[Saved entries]
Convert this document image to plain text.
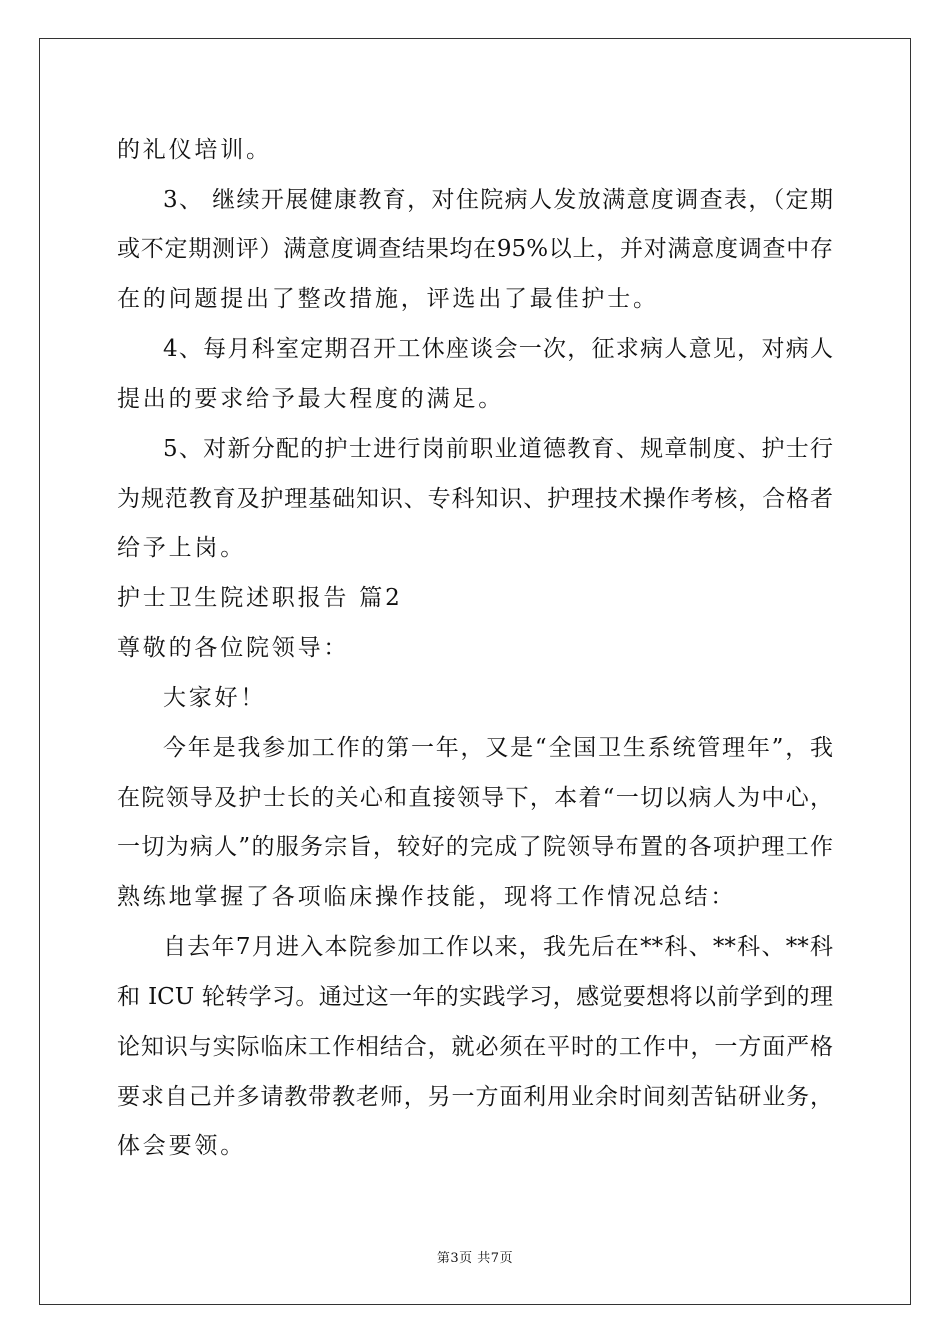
的礼仪培训。
3、 继续开展健康教育，对住院病人发放满意度调查表，（定期
或不定期测评）满意度调查结果均在95%以上，并对满意度调查中存
在的问题提出了整改措施，评选出了最佳护士。
4、每月科室定期召开工休座谈会一次，征求病人意见，对病人
提出的要求给予最大程度的满足。
5、对新分配的护士进行岗前职业道德教育、规章制度、护士行
为规范教育及护理基础知识、专科知识、护理技术操作考核，合格者
给予上岗。
护士卫生院述职报告 篇2
尊敬的各位院领导：
大家好！
今年是我参加工作的第一年，又是“全国卫生系统管理年”，我
在院领导及护士长的关心和直接领导下，本着“一切以病人为中心，
一切为病人”的服务宗旨，较好的完成了院领导布置的各项护理工作
熟练地掌握了各项临床操作技能，现将工作情况总结：
自去年7月进入本院参加工作以来，我先后在**科、**科、**科
和 ICU 轮转学习。通过这一年的实践学习，感觉要想将以前学到的理
论知识与实际临床工作相结合，就必须在平时的工作中，一方面严格
要求自己并多请教带教老师，另一方面利用业余时间刻苦钻研业务，
体会要领。
第3页 共7页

What the exercise asks: Quote the entries above word for word. Leave the images out.

Exercise output:
Convert this document image to plain text.
的礼仪培训。
3、 继续开展健康教育，对住院病人发放满意度调查表，（定期
或不定期测评）满意度调查结果均在95%以上，并对满意度调查中存
在的问题提出了整改措施，评选出了最佳护士。
4、每月科室定期召开工休座谈会一次，征求病人意见，对病人
提出的要求给予最大程度的满足。
5、对新分配的护士进行岗前职业道德教育、规章制度、护士行
为规范教育及护理基础知识、专科知识、护理技术操作考核，合格者
给予上岗。
护士卫生院述职报告 篇2
尊敬的各位院领导：
大家好！
今年是我参加工作的第一年，又是“全国卫生系统管理年”，我
在院领导及护士长的关心和直接领导下，本着“一切以病人为中心，
一切为病人”的服务宗旨，较好的完成了院领导布置的各项护理工作
熟练地掌握了各项临床操作技能，现将工作情况总结：
自去年7月进入本院参加工作以来，我先后在**科、**科、**科
和 ICU 轮转学习。通过这一年的实践学习，感觉要想将以前学到的理
论知识与实际临床工作相结合，就必须在平时的工作中，一方面严格
要求自己并多请教带教老师，另一方面利用业余时间刻苦钻研业务，
体会要领。
第3页 共7页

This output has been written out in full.